Exercise:
Copy every one of the following rows word for word, keeping all characters and numbers unchanged.

........

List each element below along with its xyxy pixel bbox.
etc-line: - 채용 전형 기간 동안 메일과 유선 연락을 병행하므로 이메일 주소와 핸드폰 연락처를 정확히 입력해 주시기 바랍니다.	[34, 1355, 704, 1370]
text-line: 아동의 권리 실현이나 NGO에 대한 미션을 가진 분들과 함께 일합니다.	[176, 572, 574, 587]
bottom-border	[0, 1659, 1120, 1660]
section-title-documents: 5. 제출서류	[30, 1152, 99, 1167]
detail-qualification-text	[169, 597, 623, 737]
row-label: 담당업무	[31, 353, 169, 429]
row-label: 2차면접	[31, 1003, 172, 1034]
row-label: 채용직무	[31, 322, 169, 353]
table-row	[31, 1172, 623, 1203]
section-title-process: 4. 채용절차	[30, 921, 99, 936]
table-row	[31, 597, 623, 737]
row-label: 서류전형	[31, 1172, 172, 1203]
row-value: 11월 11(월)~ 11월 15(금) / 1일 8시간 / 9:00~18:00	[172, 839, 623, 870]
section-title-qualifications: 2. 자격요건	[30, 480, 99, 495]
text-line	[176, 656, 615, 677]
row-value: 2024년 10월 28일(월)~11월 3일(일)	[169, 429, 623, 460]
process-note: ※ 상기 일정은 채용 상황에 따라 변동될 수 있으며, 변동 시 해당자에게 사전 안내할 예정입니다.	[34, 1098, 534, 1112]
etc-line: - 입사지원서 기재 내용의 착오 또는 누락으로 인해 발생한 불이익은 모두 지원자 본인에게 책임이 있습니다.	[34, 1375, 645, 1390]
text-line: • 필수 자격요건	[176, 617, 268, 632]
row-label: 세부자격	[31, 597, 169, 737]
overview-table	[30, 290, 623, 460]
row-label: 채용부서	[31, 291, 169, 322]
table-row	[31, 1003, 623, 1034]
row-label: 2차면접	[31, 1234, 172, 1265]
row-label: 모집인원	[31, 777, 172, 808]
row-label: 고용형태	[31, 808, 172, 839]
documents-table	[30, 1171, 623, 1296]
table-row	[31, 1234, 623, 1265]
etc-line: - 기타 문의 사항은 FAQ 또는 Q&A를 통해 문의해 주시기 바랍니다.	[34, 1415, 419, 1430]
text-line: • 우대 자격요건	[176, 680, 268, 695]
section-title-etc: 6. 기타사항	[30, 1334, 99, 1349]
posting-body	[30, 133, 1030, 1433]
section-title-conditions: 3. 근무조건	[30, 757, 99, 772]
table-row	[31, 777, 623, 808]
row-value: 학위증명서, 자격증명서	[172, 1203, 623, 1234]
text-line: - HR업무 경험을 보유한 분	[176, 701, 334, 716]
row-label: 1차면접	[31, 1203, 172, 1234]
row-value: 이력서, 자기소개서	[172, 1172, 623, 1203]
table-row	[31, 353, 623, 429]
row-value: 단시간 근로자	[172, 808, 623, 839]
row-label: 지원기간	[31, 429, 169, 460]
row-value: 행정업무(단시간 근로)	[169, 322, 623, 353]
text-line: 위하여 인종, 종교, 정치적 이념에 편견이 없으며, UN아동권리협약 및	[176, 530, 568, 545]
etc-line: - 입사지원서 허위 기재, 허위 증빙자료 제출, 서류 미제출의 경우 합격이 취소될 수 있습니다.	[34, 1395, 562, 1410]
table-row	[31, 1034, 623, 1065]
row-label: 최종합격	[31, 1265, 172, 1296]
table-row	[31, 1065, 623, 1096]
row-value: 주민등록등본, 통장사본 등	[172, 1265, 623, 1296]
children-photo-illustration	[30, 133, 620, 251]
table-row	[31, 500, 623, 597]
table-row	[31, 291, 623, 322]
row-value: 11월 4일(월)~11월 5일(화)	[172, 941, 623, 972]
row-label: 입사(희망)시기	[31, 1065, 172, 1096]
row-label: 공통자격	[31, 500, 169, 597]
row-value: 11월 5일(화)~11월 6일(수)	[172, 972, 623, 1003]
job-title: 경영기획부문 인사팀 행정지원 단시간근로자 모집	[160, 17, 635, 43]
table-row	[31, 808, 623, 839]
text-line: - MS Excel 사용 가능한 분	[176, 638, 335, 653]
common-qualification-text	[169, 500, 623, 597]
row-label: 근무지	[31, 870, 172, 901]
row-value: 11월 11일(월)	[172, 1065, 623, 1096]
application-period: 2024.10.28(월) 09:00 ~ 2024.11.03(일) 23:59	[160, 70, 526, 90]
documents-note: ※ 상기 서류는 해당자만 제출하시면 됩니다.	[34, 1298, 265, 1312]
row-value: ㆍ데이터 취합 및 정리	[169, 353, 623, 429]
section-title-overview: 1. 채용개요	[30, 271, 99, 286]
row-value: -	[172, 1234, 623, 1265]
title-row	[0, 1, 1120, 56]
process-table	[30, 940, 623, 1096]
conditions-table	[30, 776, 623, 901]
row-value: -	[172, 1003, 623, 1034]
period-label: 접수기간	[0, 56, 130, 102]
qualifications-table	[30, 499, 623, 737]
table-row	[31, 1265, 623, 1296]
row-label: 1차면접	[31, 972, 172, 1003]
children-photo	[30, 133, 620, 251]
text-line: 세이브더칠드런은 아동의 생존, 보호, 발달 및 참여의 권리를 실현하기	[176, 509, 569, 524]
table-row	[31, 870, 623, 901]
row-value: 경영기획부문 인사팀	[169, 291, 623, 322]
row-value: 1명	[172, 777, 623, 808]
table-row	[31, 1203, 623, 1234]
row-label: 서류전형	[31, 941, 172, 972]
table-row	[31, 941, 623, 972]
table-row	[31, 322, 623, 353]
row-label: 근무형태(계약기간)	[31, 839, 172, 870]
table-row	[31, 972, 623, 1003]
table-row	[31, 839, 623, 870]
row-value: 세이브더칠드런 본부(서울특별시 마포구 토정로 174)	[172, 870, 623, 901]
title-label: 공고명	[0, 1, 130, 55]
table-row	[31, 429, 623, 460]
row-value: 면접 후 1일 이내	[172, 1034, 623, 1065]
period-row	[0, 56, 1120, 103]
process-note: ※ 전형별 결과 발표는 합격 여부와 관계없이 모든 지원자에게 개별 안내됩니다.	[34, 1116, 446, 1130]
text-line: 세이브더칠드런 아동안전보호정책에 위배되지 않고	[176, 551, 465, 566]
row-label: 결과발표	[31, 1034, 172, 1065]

........

Final result:
List each element below along with its xyxy pixel bbox.
etc-line: - 채용 전형 기간 동안 메일과 유선 연락을 병행하므로 이메일 주소와 핸드폰 연락처를 정확히 입력해 주시기 바랍니다.	[34, 1355, 704, 1370]
text-line: 아동의 권리 실현이나 NGO에 대한 미션을 가진 분들과 함께 일합니다.	[176, 572, 574, 587]
bottom-border	[0, 1659, 1120, 1660]
section-title-documents: 5. 제출서류	[30, 1152, 99, 1167]
detail-qualification-text	[169, 597, 623, 737]
row-label: 담당업무	[31, 353, 169, 429]
row-label: 2차면접	[31, 1003, 172, 1034]
row-label: 채용직무	[31, 322, 169, 353]
table-row	[31, 1172, 623, 1203]
section-title-process: 4. 채용절차	[30, 921, 99, 936]
table-row	[31, 597, 623, 737]
row-label: 서류전형	[31, 1172, 172, 1203]
row-value: 11월 11(월)~ 11월 15(금) / 1일 8시간 / 9:00~18:00	[172, 839, 623, 870]
section-title-qualifications: 2. 자격요건	[30, 480, 99, 495]
text-line	[176, 656, 615, 677]
row-value: 2024년 10월 28일(월)~11월 3일(일)	[169, 429, 623, 460]
process-note: ※ 상기 일정은 채용 상황에 따라 변동될 수 있으며, 변동 시 해당자에게 사전 안내할 예정입니다.	[34, 1098, 534, 1112]
etc-line: - 입사지원서 기재 내용의 착오 또는 누락으로 인해 발생한 불이익은 모두 지원자 본인에게 책임이 있습니다.	[34, 1375, 645, 1390]
text-line: • 필수 자격요건	[176, 617, 268, 632]
row-label: 세부자격	[31, 597, 169, 737]
overview-table	[30, 290, 623, 460]
row-label: 채용부서	[31, 291, 169, 322]
table-row	[31, 1003, 623, 1034]
row-label: 2차면접	[31, 1234, 172, 1265]
row-label: 모집인원	[31, 777, 172, 808]
row-label: 고용형태	[31, 808, 172, 839]
documents-table	[30, 1171, 623, 1296]
table-row	[31, 1234, 623, 1265]
etc-line: - 기타 문의 사항은 FAQ 또는 Q&A를 통해 문의해 주시기 바랍니다.	[34, 1415, 419, 1430]
text-line: • 우대 자격요건	[176, 680, 268, 695]
section-title-etc: 6. 기타사항	[30, 1334, 99, 1349]
posting-body	[30, 133, 1030, 1433]
section-title-conditions: 3. 근무조건	[30, 757, 99, 772]
table-row	[31, 777, 623, 808]
row-value: 학위증명서, 자격증명서	[172, 1203, 623, 1234]
text-line: - HR업무 경험을 보유한 분	[176, 701, 334, 716]
row-label: 1차면접	[31, 1203, 172, 1234]
row-value: 이력서, 자기소개서	[172, 1172, 623, 1203]
table-row	[31, 353, 623, 429]
row-value: 단시간 근로자	[172, 808, 623, 839]
row-label: 지원기간	[31, 429, 169, 460]
row-value: 행정업무(단시간 근로)	[169, 322, 623, 353]
text-line: 위하여 인종, 종교, 정치적 이념에 편견이 없으며, UN아동권리협약 및	[176, 530, 568, 545]
etc-line: - 입사지원서 허위 기재, 허위 증빙자료 제출, 서류 미제출의 경우 합격이 취소될 수 있습니다.	[34, 1395, 562, 1410]
table-row	[31, 1034, 623, 1065]
row-label: 최종합격	[31, 1265, 172, 1296]
table-row	[31, 1065, 623, 1096]
row-value: 주민등록등본, 통장사본 등	[172, 1265, 623, 1296]
children-photo-illustration	[30, 133, 620, 251]
table-row	[31, 500, 623, 597]
table-row	[31, 291, 623, 322]
row-value: 11월 4일(월)~11월 5일(화)	[172, 941, 623, 972]
row-label: 입사(희망)시기	[31, 1065, 172, 1096]
row-label: 공통자격	[31, 500, 169, 597]
row-value: 11월 5일(화)~11월 6일(수)	[172, 972, 623, 1003]
job-title: 경영기획부문 인사팀 행정지원 단시간근로자 모집	[160, 17, 635, 43]
table-row	[31, 808, 623, 839]
text-line: - MS Excel 사용 가능한 분	[176, 638, 335, 653]
common-qualification-text	[169, 500, 623, 597]
row-label: 근무지	[31, 870, 172, 901]
row-value: 11월 11일(월)	[172, 1065, 623, 1096]
application-period: 2024.10.28(월) 09:00 ~ 2024.11.03(일) 23:59	[160, 70, 526, 90]
documents-note: ※ 상기 서류는 해당자만 제출하시면 됩니다.	[34, 1298, 265, 1312]
row-value: ㆍ데이터 취합 및 정리	[169, 353, 623, 429]
section-title-overview: 1. 채용개요	[30, 271, 99, 286]
row-value: -	[172, 1234, 623, 1265]
title-row	[0, 1, 1120, 56]
process-table	[30, 940, 623, 1096]
conditions-table	[30, 776, 623, 901]
row-value: -	[172, 1003, 623, 1034]
period-label: 접수기간	[0, 56, 130, 102]
qualifications-table	[30, 499, 623, 737]
table-row	[31, 1265, 623, 1296]
row-label: 1차면접	[31, 972, 172, 1003]
children-photo	[30, 133, 620, 251]
text-line: 세이브더칠드런은 아동의 생존, 보호, 발달 및 참여의 권리를 실현하기	[176, 509, 569, 524]
table-row	[31, 870, 623, 901]
row-value: 경영기획부문 인사팀	[169, 291, 623, 322]
row-value: 1명	[172, 777, 623, 808]
table-row	[31, 1203, 623, 1234]
row-label: 서류전형	[31, 941, 172, 972]
table-row	[31, 941, 623, 972]
table-row	[31, 322, 623, 353]
row-label: 근무형태(계약기간)	[31, 839, 172, 870]
table-row	[31, 972, 623, 1003]
table-row	[31, 839, 623, 870]
row-value: 세이브더칠드런 본부(서울특별시 마포구 토정로 174)	[172, 870, 623, 901]
title-label: 공고명	[0, 1, 130, 55]
table-row	[31, 429, 623, 460]
row-value: 면접 후 1일 이내	[172, 1034, 623, 1065]
period-row	[0, 56, 1120, 103]
process-note: ※ 전형별 결과 발표는 합격 여부와 관계없이 모든 지원자에게 개별 안내됩니다.	[34, 1116, 446, 1130]
text-line: 세이브더칠드런 아동안전보호정책에 위배되지 않고	[176, 551, 465, 566]
row-label: 결과발표	[31, 1034, 172, 1065]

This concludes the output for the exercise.